- [What the exercise asks]: Reproduce the records exactly.
* Start Dataset excerpts *
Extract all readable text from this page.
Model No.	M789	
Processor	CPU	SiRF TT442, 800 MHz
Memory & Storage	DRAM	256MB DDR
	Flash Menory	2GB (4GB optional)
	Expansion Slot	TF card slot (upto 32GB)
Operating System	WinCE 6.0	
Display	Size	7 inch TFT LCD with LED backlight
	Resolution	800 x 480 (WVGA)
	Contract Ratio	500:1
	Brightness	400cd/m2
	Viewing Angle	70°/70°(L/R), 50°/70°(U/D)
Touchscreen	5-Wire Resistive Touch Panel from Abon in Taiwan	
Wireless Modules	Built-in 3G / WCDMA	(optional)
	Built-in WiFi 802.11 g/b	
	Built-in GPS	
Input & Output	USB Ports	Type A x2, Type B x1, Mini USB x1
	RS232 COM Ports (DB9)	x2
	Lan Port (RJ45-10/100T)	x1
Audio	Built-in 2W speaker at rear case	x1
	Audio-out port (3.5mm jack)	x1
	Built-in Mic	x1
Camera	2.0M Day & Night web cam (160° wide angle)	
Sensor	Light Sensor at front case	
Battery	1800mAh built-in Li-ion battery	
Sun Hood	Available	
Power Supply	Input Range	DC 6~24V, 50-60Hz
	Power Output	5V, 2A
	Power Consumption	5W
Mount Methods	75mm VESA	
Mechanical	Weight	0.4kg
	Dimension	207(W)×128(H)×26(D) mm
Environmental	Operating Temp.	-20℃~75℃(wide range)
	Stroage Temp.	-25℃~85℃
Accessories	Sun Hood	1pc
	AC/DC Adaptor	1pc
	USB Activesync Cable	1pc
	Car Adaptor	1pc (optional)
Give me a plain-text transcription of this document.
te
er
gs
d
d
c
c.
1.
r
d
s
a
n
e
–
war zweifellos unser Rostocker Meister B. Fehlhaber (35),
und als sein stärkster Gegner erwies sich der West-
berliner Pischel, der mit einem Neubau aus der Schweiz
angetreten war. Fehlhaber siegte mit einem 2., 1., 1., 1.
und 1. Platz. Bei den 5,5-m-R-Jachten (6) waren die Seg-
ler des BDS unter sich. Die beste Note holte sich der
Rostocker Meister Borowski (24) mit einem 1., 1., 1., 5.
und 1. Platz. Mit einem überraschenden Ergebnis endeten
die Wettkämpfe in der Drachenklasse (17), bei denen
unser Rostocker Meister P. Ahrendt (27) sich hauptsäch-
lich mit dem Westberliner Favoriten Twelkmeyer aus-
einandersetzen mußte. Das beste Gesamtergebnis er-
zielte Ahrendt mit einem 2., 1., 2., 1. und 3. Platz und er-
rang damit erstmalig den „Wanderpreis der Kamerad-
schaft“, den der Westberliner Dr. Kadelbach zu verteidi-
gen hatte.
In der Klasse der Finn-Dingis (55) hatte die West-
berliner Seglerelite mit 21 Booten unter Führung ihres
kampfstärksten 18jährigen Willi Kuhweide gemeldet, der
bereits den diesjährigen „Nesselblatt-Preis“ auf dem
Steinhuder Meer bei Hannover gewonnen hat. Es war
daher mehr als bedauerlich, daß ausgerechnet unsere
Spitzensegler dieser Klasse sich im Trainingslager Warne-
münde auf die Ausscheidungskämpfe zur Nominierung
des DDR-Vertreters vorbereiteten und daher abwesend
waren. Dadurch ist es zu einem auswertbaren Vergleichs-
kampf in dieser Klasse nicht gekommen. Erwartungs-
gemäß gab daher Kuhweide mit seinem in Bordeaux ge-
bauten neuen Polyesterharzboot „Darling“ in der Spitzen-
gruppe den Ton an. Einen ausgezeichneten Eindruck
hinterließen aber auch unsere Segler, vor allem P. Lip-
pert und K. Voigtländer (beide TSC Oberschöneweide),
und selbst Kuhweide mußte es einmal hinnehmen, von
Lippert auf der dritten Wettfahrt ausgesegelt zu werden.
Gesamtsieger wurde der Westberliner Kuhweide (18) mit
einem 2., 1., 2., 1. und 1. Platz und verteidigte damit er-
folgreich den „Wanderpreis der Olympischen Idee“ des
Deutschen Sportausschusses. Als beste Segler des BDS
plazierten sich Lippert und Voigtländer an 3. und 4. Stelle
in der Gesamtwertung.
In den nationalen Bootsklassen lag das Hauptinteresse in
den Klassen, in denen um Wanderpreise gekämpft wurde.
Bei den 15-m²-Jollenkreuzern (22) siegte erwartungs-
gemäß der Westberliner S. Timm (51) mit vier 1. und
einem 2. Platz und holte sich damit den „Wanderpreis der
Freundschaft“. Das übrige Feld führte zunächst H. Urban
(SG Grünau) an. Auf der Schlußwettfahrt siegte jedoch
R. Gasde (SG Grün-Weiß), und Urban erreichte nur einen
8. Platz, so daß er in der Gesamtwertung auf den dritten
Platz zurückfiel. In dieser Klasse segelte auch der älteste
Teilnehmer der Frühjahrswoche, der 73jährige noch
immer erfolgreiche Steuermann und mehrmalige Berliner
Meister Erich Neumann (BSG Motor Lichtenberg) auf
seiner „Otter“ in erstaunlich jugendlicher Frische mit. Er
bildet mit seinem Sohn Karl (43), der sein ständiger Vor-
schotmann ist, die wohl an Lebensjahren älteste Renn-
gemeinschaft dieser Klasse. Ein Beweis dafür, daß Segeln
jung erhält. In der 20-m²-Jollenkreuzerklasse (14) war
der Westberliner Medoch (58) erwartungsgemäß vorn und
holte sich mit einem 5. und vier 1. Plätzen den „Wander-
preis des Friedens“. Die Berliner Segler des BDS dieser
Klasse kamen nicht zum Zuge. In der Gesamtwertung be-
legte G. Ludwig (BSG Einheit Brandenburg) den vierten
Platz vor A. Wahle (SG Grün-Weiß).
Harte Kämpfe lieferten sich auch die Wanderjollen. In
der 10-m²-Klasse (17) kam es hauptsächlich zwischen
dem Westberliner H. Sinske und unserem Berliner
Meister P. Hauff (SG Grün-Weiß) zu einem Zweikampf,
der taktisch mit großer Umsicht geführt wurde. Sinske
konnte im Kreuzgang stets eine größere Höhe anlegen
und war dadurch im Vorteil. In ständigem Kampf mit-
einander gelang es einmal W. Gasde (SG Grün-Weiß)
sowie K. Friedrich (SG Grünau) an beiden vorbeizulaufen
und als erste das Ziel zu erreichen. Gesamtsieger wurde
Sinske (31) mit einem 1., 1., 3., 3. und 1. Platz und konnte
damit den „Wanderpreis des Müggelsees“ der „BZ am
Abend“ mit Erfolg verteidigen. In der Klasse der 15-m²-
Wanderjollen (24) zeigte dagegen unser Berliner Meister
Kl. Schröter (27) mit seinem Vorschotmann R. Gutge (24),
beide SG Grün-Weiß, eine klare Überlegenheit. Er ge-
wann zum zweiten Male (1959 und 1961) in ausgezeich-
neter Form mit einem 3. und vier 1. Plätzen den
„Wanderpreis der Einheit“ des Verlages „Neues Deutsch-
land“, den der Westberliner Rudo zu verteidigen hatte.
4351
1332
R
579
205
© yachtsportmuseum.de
* End Dataset excerpts *
- [Task solution]:
Extract all readable text from this page.
Model No.	M789	
Processor	CPU	SiRF TT442, 800 MHz
Memory & Storage	DRAM	256MB DDR
	Flash Menory	2GB (4GB optional)
	Expansion Slot	TF card slot (upto 32GB)
Operating System	WinCE 6.0	
Display	Size	7 inch TFT LCD with LED backlight
	Resolution	800 x 480 (WVGA)
	Contract Ratio	500:1
	Brightness	400cd/m2
	Viewing Angle	70°/70°(L/R), 50°/70°(U/D)
Touchscreen	5-Wire Resistive Touch Panel from Abon in Taiwan	
Wireless Modules	Built-in 3G / WCDMA	(optional)
	Built-in WiFi 802.11 g/b	
	Built-in GPS	
Input & Output	USB Ports	Type A x2, Type B x1, Mini USB x1
	RS232 COM Ports (DB9)	x2
	Lan Port (RJ45-10/100T)	x1
Audio	Built-in 2W speaker at rear case	x1
	Audio-out port (3.5mm jack)	x1
	Built-in Mic	x1
Camera	2.0M Day & Night web cam (160° wide angle)	
Sensor	Light Sensor at front case	
Battery	1800mAh built-in Li-ion battery	
Sun Hood	Available	
Power Supply	Input Range	DC 6~24V, 50-60Hz
	Power Output	5V, 2A
	Power Consumption	5W
Mount Methods	75mm VESA	
Mechanical	Weight	0.4kg
	Dimension	207(W)×128(H)×26(D) mm
Environmental	Operating Temp.	-20℃~75℃(wide range)
	Stroage Temp.	-25℃~85℃
Accessories	Sun Hood	1pc
	AC/DC Adaptor	1pc
	USB Activesync Cable	1pc
	Car Adaptor	1pc (optional)
Give me a plain-text transcription of this document.
te
er
gs
d
d
c
c.
1.
r
d
s
a
n
e
–
war zweifellos unser Rostocker Meister B. Fehlhaber (35),
und als sein stärkster Gegner erwies sich der West-
berliner Pischel, der mit einem Neubau aus der Schweiz
angetreten war. Fehlhaber siegte mit einem 2., 1., 1., 1.
und 1. Platz. Bei den 5,5-m-R-Jachten (6) waren die Seg-
ler des BDS unter sich. Die beste Note holte sich der
Rostocker Meister Borowski (24) mit einem 1., 1., 1., 5.
und 1. Platz. Mit einem überraschenden Ergebnis endeten
die Wettkämpfe in der Drachenklasse (17), bei denen
unser Rostocker Meister P. Ahrendt (27) sich hauptsäch-
lich mit dem Westberliner Favoriten Twelkmeyer aus-
einandersetzen mußte. Das beste Gesamtergebnis er-
zielte Ahrendt mit einem 2., 1., 2., 1. und 3. Platz und er-
rang damit erstmalig den „Wanderpreis der Kamerad-
schaft“, den der Westberliner Dr. Kadelbach zu verteidi-
gen hatte.
In der Klasse der Finn-Dingis (55) hatte die West-
berliner Seglerelite mit 21 Booten unter Führung ihres
kampfstärksten 18jährigen Willi Kuhweide gemeldet, der
bereits den diesjährigen „Nesselblatt-Preis“ auf dem
Steinhuder Meer bei Hannover gewonnen hat. Es war
daher mehr als bedauerlich, daß ausgerechnet unsere
Spitzensegler dieser Klasse sich im Trainingslager Warne-
münde auf die Ausscheidungskämpfe zur Nominierung
des DDR-Vertreters vorbereiteten und daher abwesend
waren. Dadurch ist es zu einem auswertbaren Vergleichs-
kampf in dieser Klasse nicht gekommen. Erwartungs-
gemäß gab daher Kuhweide mit seinem in Bordeaux ge-
bauten neuen Polyesterharzboot „Darling“ in der Spitzen-
gruppe den Ton an. Einen ausgezeichneten Eindruck
hinterließen aber auch unsere Segler, vor allem P. Lip-
pert und K. Voigtländer (beide TSC Oberschöneweide),
und selbst Kuhweide mußte es einmal hinnehmen, von
Lippert auf der dritten Wettfahrt ausgesegelt zu werden.
Gesamtsieger wurde der Westberliner Kuhweide (18) mit
einem 2., 1., 2., 1. und 1. Platz und verteidigte damit er-
folgreich den „Wanderpreis der Olympischen Idee“ des
Deutschen Sportausschusses. Als beste Segler des BDS
plazierten sich Lippert und Voigtländer an 3. und 4. Stelle
in der Gesamtwertung.
In den nationalen Bootsklassen lag das Hauptinteresse in
den Klassen, in denen um Wanderpreise gekämpft wurde.
Bei den 15-m²-Jollenkreuzern (22) siegte erwartungs-
gemäß der Westberliner S. Timm (51) mit vier 1. und
einem 2. Platz und holte sich damit den „Wanderpreis der
Freundschaft“. Das übrige Feld führte zunächst H. Urban
(SG Grünau) an. Auf der Schlußwettfahrt siegte jedoch
R. Gasde (SG Grün-Weiß), und Urban erreichte nur einen
8. Platz, so daß er in der Gesamtwertung auf den dritten
Platz zurückfiel. In dieser Klasse segelte auch der älteste
Teilnehmer der Frühjahrswoche, der 73jährige noch
immer erfolgreiche Steuermann und mehrmalige Berliner
Meister Erich Neumann (BSG Motor Lichtenberg) auf
seiner „Otter“ in erstaunlich jugendlicher Frische mit. Er
bildet mit seinem Sohn Karl (43), der sein ständiger Vor-
schotmann ist, die wohl an Lebensjahren älteste Renn-
gemeinschaft dieser Klasse. Ein Beweis dafür, daß Segeln
jung erhält. In der 20-m²-Jollenkreuzerklasse (14) war
der Westberliner Medoch (58) erwartungsgemäß vorn und
holte sich mit einem 5. und vier 1. Plätzen den „Wander-
preis des Friedens“. Die Berliner Segler des BDS dieser
Klasse kamen nicht zum Zuge. In der Gesamtwertung be-
legte G. Ludwig (BSG Einheit Brandenburg) den vierten
Platz vor A. Wahle (SG Grün-Weiß).
Harte Kämpfe lieferten sich auch die Wanderjollen. In
der 10-m²-Klasse (17) kam es hauptsächlich zwischen
dem Westberliner H. Sinske und unserem Berliner
Meister P. Hauff (SG Grün-Weiß) zu einem Zweikampf,
der taktisch mit großer Umsicht geführt wurde. Sinske
konnte im Kreuzgang stets eine größere Höhe anlegen
und war dadurch im Vorteil. In ständigem Kampf mit-
einander gelang es einmal W. Gasde (SG Grün-Weiß)
sowie K. Friedrich (SG Grünau) an beiden vorbeizulaufen
und als erste das Ziel zu erreichen. Gesamtsieger wurde
Sinske (31) mit einem 1., 1., 3., 3. und 1. Platz und konnte
damit den „Wanderpreis des Müggelsees“ der „BZ am
Abend“ mit Erfolg verteidigen. In der Klasse der 15-m²-
Wanderjollen (24) zeigte dagegen unser Berliner Meister
Kl. Schröter (27) mit seinem Vorschotmann R. Gutge (24),
beide SG Grün-Weiß, eine klare Überlegenheit. Er ge-
wann zum zweiten Male (1959 und 1961) in ausgezeich-
neter Form mit einem 3. und vier 1. Plätzen den
„Wanderpreis der Einheit“ des Verlages „Neues Deutsch-
land“, den der Westberliner Rudo zu verteidigen hatte.
4351
1332
R
579
205
© yachtsportmuseum.de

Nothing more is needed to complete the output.